Exercise input:
┌──

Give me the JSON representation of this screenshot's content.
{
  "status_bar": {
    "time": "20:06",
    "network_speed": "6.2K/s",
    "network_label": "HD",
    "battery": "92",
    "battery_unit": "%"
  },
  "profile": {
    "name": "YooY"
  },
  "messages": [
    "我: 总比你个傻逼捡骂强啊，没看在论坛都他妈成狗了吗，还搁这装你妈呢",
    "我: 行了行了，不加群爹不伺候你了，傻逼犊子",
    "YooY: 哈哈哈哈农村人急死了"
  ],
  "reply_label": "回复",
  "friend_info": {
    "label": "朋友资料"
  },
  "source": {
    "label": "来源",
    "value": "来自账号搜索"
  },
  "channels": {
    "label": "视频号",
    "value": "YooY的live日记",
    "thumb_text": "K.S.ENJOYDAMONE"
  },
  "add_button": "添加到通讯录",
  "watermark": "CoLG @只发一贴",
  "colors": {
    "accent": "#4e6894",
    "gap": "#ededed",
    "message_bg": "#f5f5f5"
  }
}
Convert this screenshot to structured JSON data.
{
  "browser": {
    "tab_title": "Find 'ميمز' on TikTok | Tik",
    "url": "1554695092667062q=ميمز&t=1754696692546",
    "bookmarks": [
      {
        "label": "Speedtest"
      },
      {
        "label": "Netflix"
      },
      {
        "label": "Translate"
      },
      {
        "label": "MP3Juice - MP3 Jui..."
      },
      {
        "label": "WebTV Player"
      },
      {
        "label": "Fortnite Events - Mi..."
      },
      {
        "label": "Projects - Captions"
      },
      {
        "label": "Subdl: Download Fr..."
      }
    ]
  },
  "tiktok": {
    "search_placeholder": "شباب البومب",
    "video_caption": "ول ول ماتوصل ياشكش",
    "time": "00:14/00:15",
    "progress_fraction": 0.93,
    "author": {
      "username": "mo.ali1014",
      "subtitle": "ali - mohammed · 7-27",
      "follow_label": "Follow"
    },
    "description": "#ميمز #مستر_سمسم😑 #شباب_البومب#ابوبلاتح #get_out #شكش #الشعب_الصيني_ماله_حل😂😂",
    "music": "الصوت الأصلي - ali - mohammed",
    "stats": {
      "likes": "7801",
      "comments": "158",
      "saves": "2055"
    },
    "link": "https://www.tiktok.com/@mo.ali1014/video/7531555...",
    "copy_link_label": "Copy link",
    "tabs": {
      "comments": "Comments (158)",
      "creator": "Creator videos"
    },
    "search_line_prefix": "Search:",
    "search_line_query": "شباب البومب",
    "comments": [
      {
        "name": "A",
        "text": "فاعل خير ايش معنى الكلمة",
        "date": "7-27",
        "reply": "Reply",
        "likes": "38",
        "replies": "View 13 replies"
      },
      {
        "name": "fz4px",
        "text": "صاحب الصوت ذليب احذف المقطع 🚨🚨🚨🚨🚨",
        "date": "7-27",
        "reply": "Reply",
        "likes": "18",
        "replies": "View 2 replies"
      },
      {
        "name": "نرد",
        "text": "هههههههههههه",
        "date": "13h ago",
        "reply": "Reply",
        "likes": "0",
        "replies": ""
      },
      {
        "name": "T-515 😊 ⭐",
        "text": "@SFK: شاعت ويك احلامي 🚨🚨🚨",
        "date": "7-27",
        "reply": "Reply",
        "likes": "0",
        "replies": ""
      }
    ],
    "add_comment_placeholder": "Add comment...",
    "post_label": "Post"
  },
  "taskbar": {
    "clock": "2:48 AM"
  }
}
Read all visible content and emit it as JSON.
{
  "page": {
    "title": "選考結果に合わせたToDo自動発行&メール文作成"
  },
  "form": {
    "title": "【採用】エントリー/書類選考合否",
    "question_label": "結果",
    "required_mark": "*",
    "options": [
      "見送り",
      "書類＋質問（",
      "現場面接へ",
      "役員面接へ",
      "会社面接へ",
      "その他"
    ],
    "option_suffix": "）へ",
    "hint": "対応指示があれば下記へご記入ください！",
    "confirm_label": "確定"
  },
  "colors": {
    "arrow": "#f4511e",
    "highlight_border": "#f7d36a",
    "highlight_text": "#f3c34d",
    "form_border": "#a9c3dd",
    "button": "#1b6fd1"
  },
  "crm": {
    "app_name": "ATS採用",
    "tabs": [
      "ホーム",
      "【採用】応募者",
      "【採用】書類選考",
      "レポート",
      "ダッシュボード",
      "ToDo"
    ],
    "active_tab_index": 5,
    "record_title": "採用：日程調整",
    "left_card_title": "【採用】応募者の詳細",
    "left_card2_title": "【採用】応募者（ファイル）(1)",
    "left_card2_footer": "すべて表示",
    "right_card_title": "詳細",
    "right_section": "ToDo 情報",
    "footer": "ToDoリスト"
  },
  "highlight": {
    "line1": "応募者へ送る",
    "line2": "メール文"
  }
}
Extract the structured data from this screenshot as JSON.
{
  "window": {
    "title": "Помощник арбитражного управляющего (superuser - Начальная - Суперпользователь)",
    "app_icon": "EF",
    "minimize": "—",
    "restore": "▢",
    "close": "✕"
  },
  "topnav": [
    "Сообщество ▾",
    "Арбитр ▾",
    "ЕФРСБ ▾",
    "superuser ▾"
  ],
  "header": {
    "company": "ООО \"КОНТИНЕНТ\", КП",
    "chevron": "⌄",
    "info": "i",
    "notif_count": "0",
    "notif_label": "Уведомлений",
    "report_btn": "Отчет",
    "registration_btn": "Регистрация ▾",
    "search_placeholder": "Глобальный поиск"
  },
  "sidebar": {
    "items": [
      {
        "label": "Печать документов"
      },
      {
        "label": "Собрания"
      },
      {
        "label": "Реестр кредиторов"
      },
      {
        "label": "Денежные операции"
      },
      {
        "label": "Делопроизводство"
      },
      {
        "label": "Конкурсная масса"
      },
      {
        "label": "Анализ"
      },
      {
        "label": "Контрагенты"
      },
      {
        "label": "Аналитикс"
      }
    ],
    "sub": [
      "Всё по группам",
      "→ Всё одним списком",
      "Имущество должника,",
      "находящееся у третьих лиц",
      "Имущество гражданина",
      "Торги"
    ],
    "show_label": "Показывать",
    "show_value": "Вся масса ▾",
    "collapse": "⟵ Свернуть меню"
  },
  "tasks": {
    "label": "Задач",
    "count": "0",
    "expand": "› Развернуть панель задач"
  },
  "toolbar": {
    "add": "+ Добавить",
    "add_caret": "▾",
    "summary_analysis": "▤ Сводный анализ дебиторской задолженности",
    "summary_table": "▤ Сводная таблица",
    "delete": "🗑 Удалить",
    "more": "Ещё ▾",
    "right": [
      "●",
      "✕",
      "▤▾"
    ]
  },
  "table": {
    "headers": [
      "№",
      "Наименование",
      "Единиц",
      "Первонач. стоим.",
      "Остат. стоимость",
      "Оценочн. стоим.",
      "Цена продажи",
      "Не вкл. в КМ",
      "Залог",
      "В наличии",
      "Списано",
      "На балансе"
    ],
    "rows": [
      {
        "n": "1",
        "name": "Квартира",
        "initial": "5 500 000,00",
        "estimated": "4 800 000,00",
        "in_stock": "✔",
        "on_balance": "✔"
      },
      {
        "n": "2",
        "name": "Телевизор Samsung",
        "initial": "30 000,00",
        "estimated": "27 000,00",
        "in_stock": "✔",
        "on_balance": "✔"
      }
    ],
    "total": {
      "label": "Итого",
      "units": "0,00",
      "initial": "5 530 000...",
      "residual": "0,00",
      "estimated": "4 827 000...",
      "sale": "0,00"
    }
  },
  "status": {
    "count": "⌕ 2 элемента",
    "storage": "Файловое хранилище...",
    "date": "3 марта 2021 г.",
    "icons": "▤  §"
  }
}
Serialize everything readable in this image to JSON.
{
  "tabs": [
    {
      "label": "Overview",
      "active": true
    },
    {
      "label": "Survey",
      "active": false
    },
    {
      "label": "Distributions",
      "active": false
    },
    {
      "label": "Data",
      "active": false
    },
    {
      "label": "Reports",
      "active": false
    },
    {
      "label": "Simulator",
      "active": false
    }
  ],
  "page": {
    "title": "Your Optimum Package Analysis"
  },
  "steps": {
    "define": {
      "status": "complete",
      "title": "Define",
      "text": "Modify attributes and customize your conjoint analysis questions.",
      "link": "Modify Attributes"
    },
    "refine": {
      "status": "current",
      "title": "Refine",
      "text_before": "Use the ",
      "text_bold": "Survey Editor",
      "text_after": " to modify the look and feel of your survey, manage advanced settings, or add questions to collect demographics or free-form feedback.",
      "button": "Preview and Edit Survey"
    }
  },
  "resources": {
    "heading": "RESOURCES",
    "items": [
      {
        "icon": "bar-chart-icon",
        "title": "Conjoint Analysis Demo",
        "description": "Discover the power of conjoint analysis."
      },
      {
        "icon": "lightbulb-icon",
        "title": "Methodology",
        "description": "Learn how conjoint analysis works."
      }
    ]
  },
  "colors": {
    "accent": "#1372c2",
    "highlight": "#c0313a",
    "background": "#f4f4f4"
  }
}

└──

The exercise: In the listing above, find the lines holding the word "comments" and copy them.

Full solution:
      "comments": "158",
      "comments": "Comments (158)",
    "comments": [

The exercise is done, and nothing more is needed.